▶ Work required
Set the listing down unchanged, minus every embedded image.

── Data records

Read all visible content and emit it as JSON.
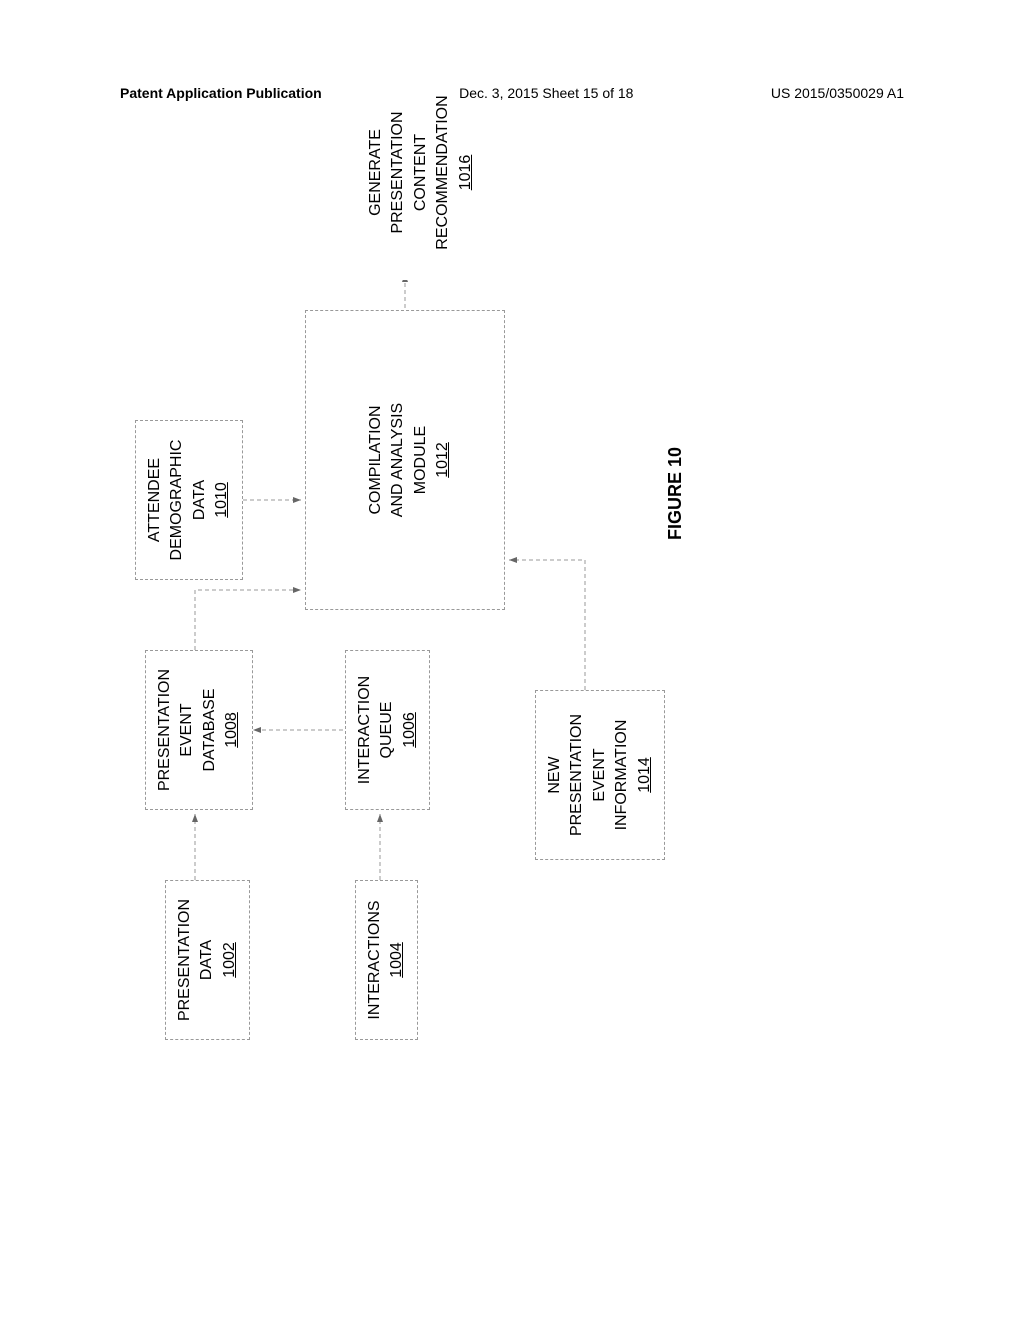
{
  "header": {
    "left": "Patent Application Publication",
    "center": "Dec. 3, 2015  Sheet 15 of 18",
    "right": "US 2015/0350029 A1"
  },
  "diagram": {
    "nodes": {
      "presentation_data": {
        "line1": "PRESENTATION",
        "line2": "DATA",
        "ref": "1002"
      },
      "interactions": {
        "line1": "INTERACTIONS",
        "ref": "1004"
      },
      "interaction_queue": {
        "line1": "INTERACTION",
        "line2": "QUEUE",
        "ref": "1006"
      },
      "presentation_event_db": {
        "line1": "PRESENTATION",
        "line2": "EVENT",
        "line3": "DATABASE",
        "ref": "1008"
      },
      "attendee_demo": {
        "line1": "ATTENDEE",
        "line2": "DEMOGRAPHIC",
        "line3": "DATA",
        "ref": "1010"
      },
      "compilation": {
        "line1": "COMPILATION",
        "line2": "AND ANALYSIS",
        "line3": "MODULE",
        "ref": "1012"
      },
      "new_event_info": {
        "line1": "NEW",
        "line2": "PRESENTATION",
        "line3": "EVENT",
        "line4": "INFORMATION",
        "ref": "1014"
      },
      "generate": {
        "line1": "GENERATE",
        "line2": "PRESENTATION",
        "line3": "CONTENT",
        "line4": "RECOMMENDATION",
        "ref": "1016"
      }
    },
    "caption": "FIGURE 10"
  }
}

────

▶ Response
Read all visible content and emit it as JSON.
{
  "header": {
    "left": "Patent Application Publication",
    "center": "Dec. 3, 2015  Sheet 15 of 18",
    "right": "US 2015/0350029 A1"
  },
  "diagram": {
    "nodes": {
      "presentation_data": {
        "line1": "PRESENTATION",
        "line2": "DATA",
        "ref": "1002"
      },
      "interactions": {
        "line1": "INTERACTIONS",
        "ref": "1004"
      },
      "interaction_queue": {
        "line1": "INTERACTION",
        "line2": "QUEUE",
        "ref": "1006"
      },
      "presentation_event_db": {
        "line1": "PRESENTATION",
        "line2": "EVENT",
        "line3": "DATABASE",
        "ref": "1008"
      },
      "attendee_demo": {
        "line1": "ATTENDEE",
        "line2": "DEMOGRAPHIC",
        "line3": "DATA",
        "ref": "1010"
      },
      "compilation": {
        "line1": "COMPILATION",
        "line2": "AND ANALYSIS",
        "line3": "MODULE",
        "ref": "1012"
      },
      "new_event_info": {
        "line1": "NEW",
        "line2": "PRESENTATION",
        "line3": "EVENT",
        "line4": "INFORMATION",
        "ref": "1014"
      },
      "generate": {
        "line1": "GENERATE",
        "line2": "PRESENTATION",
        "line3": "CONTENT",
        "line4": "RECOMMENDATION",
        "ref": "1016"
      }
    },
    "caption": "FIGURE 10"
  }
}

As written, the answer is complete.